— The request —
Reproduce each line from the records that holds "menu".

— Source data —
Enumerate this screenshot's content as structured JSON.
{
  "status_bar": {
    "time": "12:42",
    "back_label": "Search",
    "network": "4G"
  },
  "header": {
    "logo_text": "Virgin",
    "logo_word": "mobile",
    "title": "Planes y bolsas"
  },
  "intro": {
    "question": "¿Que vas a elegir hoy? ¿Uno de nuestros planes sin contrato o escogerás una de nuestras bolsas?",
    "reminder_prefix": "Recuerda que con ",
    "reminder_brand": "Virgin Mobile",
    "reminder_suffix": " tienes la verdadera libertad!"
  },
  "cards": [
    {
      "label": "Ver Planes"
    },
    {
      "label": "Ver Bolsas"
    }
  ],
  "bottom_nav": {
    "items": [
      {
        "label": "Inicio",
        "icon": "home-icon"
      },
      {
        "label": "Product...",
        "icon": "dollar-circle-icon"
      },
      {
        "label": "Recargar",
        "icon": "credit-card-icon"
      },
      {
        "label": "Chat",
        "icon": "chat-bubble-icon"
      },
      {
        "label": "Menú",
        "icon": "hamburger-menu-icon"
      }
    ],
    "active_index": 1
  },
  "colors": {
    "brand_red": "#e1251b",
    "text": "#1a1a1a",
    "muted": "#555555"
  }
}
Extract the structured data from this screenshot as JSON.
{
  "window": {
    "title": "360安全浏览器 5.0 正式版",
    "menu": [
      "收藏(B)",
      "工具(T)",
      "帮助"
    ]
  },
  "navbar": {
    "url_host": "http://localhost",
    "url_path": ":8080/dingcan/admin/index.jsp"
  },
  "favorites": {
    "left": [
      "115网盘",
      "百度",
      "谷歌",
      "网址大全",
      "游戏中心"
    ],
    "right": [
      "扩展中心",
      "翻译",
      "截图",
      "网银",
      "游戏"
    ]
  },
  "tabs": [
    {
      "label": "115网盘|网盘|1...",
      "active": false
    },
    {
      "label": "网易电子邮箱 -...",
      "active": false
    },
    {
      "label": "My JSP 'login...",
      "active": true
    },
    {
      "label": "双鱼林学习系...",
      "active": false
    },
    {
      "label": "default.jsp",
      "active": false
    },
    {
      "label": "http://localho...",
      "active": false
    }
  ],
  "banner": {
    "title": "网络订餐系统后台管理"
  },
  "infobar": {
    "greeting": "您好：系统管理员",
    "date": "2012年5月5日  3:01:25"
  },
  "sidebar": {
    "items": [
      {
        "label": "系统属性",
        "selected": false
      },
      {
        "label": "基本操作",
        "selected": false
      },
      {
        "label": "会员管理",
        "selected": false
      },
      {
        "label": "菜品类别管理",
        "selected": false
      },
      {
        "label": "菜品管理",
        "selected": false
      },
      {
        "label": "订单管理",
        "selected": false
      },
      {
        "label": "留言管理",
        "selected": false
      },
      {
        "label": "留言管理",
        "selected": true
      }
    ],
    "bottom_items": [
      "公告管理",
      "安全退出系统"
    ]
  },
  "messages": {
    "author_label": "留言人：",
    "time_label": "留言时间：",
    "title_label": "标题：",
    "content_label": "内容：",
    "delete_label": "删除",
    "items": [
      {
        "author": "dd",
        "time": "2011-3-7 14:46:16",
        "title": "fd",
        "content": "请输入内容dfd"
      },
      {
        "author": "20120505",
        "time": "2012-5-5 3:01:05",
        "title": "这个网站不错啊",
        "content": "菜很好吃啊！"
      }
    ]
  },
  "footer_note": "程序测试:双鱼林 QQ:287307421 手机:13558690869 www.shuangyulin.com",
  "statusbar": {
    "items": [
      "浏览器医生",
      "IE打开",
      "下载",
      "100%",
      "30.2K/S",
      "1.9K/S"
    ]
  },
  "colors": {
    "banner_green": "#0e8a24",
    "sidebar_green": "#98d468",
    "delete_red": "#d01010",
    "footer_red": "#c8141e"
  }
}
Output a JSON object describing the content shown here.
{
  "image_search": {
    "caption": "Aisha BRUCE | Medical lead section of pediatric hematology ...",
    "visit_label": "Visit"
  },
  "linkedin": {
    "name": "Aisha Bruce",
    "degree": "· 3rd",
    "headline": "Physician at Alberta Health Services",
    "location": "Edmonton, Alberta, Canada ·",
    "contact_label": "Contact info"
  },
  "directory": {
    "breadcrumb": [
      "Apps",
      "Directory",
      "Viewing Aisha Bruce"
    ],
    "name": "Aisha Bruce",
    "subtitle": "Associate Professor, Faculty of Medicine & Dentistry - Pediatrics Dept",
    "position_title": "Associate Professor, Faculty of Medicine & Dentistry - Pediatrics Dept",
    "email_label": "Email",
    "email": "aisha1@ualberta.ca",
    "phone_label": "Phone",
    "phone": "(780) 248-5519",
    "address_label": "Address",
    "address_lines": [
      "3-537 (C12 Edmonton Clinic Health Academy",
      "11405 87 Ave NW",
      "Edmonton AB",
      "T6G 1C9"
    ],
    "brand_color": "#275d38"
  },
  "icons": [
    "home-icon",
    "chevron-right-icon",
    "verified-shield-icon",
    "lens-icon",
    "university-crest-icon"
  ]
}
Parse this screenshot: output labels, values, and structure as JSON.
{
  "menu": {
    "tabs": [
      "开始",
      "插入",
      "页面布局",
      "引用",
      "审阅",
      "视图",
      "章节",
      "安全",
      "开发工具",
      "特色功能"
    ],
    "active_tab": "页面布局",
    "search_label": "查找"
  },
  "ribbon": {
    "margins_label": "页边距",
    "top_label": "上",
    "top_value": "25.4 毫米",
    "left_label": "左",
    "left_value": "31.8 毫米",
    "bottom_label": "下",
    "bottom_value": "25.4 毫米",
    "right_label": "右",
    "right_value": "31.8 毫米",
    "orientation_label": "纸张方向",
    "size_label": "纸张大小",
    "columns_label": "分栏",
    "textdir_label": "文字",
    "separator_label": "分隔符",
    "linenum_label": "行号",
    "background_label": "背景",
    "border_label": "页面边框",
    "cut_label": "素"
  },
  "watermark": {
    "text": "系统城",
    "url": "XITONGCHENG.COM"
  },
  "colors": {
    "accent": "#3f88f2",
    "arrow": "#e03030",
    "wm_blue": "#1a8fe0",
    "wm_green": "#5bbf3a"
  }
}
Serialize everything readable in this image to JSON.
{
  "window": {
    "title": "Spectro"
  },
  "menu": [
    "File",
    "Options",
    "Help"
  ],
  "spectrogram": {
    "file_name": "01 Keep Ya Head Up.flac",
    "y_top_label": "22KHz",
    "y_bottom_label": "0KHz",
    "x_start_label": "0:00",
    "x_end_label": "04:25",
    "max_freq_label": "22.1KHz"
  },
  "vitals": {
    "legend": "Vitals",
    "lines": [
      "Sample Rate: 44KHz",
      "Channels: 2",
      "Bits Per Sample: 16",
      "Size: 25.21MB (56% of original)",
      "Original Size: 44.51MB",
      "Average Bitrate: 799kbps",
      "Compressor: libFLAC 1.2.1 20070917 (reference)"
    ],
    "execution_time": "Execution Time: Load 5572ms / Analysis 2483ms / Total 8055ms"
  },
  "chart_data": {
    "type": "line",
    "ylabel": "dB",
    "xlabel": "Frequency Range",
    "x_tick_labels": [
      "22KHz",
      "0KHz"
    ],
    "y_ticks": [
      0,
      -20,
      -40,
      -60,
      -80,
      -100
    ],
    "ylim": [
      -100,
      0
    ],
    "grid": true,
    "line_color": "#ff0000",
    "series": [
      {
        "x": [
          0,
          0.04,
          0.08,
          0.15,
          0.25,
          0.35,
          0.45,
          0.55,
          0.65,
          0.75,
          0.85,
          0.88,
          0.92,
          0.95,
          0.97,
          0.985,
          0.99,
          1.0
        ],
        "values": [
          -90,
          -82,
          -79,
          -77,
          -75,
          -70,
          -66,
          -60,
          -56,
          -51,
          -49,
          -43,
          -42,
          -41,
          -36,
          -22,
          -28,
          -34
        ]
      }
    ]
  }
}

— Reply —
        "icon": "hamburger-menu-icon"
    "menu": [
  "menu": {
  "menu": [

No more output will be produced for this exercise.